* begin Data supplied *
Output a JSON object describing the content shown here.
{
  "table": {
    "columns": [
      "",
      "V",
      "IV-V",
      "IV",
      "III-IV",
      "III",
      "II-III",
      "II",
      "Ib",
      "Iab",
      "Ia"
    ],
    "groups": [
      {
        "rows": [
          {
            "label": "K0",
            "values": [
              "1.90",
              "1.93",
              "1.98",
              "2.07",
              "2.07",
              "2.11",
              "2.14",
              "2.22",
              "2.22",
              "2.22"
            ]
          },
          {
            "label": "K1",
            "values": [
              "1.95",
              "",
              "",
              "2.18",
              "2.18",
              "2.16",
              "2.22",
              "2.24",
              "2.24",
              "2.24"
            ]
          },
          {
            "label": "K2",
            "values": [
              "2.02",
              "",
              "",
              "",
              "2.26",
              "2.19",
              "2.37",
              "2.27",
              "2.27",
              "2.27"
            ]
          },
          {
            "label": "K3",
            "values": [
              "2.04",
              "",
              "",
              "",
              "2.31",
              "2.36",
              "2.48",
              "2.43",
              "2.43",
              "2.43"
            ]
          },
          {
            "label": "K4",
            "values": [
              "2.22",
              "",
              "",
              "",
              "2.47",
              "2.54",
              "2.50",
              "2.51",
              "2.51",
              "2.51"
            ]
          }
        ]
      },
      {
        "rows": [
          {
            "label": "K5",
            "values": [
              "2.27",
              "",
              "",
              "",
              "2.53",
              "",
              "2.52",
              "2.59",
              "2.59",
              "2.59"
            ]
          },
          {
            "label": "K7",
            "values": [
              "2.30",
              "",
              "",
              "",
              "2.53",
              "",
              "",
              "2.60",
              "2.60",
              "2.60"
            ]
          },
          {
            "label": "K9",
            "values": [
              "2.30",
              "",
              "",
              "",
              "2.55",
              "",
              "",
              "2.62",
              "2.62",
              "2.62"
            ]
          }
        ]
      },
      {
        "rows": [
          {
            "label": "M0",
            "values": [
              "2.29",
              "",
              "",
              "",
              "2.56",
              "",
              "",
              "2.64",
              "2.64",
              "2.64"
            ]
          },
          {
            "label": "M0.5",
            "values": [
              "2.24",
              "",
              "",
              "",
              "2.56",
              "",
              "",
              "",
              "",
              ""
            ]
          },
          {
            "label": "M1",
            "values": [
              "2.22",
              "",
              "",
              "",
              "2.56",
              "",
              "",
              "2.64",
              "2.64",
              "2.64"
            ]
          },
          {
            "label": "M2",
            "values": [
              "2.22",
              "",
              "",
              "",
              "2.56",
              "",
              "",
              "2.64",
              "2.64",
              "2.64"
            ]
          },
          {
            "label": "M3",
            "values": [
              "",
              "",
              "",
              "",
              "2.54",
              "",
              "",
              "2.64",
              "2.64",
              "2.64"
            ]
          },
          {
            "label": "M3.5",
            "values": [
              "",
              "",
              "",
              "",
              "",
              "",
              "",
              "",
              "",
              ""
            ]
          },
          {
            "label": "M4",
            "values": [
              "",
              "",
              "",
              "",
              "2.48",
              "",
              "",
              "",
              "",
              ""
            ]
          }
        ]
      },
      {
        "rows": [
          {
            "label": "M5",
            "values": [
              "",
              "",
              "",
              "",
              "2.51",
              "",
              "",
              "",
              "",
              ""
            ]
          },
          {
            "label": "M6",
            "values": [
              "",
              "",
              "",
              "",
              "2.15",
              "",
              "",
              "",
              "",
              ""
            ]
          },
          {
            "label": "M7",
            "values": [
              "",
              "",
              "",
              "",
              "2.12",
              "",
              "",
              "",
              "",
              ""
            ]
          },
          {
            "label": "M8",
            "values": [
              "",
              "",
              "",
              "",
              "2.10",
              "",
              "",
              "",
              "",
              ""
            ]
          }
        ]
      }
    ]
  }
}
* end Data supplied *
Using the data above, reproduce every line exactly.

Output a JSON object describing the content shown here.
{
  "table": {
    "columns": [
      "",
      "V",
      "IV-V",
      "IV",
      "III-IV",
      "III",
      "II-III",
      "II",
      "Ib",
      "Iab",
      "Ia"
    ],
    "groups": [
      {
        "rows": [
          {
            "label": "K0",
            "values": [
              "1.90",
              "1.93",
              "1.98",
              "2.07",
              "2.07",
              "2.11",
              "2.14",
              "2.22",
              "2.22",
              "2.22"
            ]
          },
          {
            "label": "K1",
            "values": [
              "1.95",
              "",
              "",
              "2.18",
              "2.18",
              "2.16",
              "2.22",
              "2.24",
              "2.24",
              "2.24"
            ]
          },
          {
            "label": "K2",
            "values": [
              "2.02",
              "",
              "",
              "",
              "2.26",
              "2.19",
              "2.37",
              "2.27",
              "2.27",
              "2.27"
            ]
          },
          {
            "label": "K3",
            "values": [
              "2.04",
              "",
              "",
              "",
              "2.31",
              "2.36",
              "2.48",
              "2.43",
              "2.43",
              "2.43"
            ]
          },
          {
            "label": "K4",
            "values": [
              "2.22",
              "",
              "",
              "",
              "2.47",
              "2.54",
              "2.50",
              "2.51",
              "2.51",
              "2.51"
            ]
          }
        ]
      },
      {
        "rows": [
          {
            "label": "K5",
            "values": [
              "2.27",
              "",
              "",
              "",
              "2.53",
              "",
              "2.52",
              "2.59",
              "2.59",
              "2.59"
            ]
          },
          {
            "label": "K7",
            "values": [
              "2.30",
              "",
              "",
              "",
              "2.53",
              "",
              "",
              "2.60",
              "2.60",
              "2.60"
            ]
          },
          {
            "label": "K9",
            "values": [
              "2.30",
              "",
              "",
              "",
              "2.55",
              "",
              "",
              "2.62",
              "2.62",
              "2.62"
            ]
          }
        ]
      },
      {
        "rows": [
          {
            "label": "M0",
            "values": [
              "2.29",
              "",
              "",
              "",
              "2.56",
              "",
              "",
              "2.64",
              "2.64",
              "2.64"
            ]
          },
          {
            "label": "M0.5",
            "values": [
              "2.24",
              "",
              "",
              "",
              "2.56",
              "",
              "",
              "",
              "",
              ""
            ]
          },
          {
            "label": "M1",
            "values": [
              "2.22",
              "",
              "",
              "",
              "2.56",
              "",
              "",
              "2.64",
              "2.64",
              "2.64"
            ]
          },
          {
            "label": "M2",
            "values": [
              "2.22",
              "",
              "",
              "",
              "2.56",
              "",
              "",
              "2.64",
              "2.64",
              "2.64"
            ]
          },
          {
            "label": "M3",
            "values": [
              "",
              "",
              "",
              "",
              "2.54",
              "",
              "",
              "2.64",
              "2.64",
              "2.64"
            ]
          },
          {
            "label": "M3.5",
            "values": [
              "",
              "",
              "",
              "",
              "",
              "",
              "",
              "",
              "",
              ""
            ]
          },
          {
            "label": "M4",
            "values": [
              "",
              "",
              "",
              "",
              "2.48",
              "",
              "",
              "",
              "",
              ""
            ]
          }
        ]
      },
      {
        "rows": [
          {
            "label": "M5",
            "values": [
              "",
              "",
              "",
              "",
              "2.51",
              "",
              "",
              "",
              "",
              ""
            ]
          },
          {
            "label": "M6",
            "values": [
              "",
              "",
              "",
              "",
              "2.15",
              "",
              "",
              "",
              "",
              ""
            ]
          },
          {
            "label": "M7",
            "values": [
              "",
              "",
              "",
              "",
              "2.12",
              "",
              "",
              "",
              "",
              ""
            ]
          },
          {
            "label": "M8",
            "values": [
              "",
              "",
              "",
              "",
              "2.10",
              "",
              "",
              "",
              "",
              ""
            ]
          }
        ]
      }
    ]
  }
}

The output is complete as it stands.